* MATERIAL SUPPLIED
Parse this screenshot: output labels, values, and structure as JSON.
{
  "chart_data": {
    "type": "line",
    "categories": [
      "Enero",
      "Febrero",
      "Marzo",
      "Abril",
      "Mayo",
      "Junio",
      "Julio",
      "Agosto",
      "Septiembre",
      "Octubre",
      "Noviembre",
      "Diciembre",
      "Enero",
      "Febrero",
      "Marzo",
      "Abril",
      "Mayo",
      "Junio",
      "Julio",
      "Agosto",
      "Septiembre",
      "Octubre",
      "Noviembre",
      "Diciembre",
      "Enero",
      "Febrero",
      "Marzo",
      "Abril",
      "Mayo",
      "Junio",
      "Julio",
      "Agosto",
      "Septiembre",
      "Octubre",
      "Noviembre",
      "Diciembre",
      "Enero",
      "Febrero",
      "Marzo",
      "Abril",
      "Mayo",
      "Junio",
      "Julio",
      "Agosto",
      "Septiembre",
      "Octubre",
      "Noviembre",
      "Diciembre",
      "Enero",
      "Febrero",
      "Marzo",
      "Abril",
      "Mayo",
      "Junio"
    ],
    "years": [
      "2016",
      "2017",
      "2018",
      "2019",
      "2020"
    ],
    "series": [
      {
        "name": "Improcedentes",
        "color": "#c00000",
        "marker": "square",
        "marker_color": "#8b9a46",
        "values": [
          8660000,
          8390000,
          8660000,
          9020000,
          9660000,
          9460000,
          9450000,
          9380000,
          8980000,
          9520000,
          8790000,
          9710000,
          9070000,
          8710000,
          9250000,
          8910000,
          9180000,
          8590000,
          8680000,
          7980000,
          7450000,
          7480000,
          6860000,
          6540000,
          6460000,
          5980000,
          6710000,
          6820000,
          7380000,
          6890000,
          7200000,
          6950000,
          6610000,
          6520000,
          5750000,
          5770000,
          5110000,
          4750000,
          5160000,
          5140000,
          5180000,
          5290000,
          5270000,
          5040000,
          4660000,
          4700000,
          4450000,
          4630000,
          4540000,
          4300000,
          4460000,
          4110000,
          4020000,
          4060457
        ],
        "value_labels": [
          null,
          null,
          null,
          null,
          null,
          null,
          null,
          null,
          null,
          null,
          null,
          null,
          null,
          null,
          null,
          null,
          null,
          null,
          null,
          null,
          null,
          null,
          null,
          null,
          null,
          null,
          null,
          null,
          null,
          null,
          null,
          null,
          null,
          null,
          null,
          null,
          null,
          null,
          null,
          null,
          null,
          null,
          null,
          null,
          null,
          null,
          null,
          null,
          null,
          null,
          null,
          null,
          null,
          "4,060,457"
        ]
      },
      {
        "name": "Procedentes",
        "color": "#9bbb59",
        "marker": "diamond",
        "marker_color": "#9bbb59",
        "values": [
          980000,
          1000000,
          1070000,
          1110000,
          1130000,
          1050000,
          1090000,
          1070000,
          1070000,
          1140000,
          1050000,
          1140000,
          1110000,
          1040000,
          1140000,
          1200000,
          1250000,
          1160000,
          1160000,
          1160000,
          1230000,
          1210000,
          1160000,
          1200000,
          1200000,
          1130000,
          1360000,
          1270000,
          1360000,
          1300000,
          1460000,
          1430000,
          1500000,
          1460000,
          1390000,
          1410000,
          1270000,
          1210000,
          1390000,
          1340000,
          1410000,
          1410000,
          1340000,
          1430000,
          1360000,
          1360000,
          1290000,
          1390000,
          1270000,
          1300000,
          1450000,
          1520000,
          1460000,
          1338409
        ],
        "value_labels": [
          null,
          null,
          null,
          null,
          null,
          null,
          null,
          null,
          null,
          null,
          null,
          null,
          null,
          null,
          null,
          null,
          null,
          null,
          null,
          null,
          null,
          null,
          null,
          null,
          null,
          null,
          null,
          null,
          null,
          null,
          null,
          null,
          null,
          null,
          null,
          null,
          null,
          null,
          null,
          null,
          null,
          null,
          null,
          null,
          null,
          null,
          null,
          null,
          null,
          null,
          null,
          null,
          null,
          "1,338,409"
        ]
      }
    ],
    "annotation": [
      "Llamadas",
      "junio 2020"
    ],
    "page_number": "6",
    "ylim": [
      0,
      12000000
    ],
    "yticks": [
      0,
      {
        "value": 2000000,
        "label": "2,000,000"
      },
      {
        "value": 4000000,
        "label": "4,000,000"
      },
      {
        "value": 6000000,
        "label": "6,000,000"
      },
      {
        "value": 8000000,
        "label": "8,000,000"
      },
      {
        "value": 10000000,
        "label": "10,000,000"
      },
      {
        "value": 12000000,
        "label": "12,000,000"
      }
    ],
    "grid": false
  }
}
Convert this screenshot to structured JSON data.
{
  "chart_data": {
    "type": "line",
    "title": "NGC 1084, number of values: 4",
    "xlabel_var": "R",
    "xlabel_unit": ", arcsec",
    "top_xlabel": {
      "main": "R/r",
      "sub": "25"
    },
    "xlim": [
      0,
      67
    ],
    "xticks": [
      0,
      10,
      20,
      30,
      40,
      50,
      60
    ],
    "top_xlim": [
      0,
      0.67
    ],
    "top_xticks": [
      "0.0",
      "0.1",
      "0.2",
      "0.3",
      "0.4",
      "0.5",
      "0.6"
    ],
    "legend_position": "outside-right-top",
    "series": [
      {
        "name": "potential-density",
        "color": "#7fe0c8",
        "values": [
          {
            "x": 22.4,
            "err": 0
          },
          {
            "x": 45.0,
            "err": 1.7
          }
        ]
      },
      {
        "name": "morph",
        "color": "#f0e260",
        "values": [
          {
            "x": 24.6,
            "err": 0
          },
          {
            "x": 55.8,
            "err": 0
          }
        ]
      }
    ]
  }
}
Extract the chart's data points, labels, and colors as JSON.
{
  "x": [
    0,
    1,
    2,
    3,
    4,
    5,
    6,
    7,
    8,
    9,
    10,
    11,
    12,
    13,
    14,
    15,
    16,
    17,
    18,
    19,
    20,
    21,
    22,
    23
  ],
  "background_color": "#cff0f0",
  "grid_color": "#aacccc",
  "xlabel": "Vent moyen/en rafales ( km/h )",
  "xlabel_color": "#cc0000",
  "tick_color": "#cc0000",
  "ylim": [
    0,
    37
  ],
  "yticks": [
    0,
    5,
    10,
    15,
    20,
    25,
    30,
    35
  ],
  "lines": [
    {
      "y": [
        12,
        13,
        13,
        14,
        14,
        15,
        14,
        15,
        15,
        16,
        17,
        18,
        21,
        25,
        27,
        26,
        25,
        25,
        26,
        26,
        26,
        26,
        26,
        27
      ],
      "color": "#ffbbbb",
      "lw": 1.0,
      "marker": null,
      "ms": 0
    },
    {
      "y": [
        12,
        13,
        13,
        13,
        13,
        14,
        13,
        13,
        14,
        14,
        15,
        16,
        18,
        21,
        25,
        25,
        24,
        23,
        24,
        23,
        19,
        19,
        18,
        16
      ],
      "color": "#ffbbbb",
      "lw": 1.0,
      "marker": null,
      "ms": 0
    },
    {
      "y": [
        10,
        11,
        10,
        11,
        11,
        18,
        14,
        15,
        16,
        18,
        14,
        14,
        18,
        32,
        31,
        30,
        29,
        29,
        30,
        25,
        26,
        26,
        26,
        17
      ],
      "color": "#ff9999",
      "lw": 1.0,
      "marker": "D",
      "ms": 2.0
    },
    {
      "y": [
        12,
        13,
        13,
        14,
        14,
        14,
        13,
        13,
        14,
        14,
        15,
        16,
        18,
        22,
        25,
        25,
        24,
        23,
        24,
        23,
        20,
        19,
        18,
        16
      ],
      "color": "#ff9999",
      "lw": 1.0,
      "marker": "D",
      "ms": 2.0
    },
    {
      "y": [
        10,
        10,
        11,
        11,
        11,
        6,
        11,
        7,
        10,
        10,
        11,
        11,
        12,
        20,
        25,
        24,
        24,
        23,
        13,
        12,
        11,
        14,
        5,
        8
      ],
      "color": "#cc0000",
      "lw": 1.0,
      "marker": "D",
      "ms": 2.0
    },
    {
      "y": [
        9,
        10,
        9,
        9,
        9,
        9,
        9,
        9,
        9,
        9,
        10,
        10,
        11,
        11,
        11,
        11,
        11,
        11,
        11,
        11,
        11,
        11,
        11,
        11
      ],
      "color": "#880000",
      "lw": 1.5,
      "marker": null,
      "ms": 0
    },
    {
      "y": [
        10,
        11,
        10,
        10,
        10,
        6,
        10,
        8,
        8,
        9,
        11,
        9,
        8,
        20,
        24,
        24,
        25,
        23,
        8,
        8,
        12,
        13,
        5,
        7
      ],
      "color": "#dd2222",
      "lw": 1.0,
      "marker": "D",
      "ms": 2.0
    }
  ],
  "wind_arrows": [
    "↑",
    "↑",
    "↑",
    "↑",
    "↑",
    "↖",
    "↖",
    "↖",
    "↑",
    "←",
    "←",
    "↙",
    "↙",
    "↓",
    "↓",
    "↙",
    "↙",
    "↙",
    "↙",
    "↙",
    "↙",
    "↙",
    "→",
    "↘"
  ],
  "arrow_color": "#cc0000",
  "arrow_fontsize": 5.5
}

* EXERCISE DESCRIPTION
Of the lines above, how many contain the word "screenshot"? Provide the number and nothing else.

* RESULT BELOW
2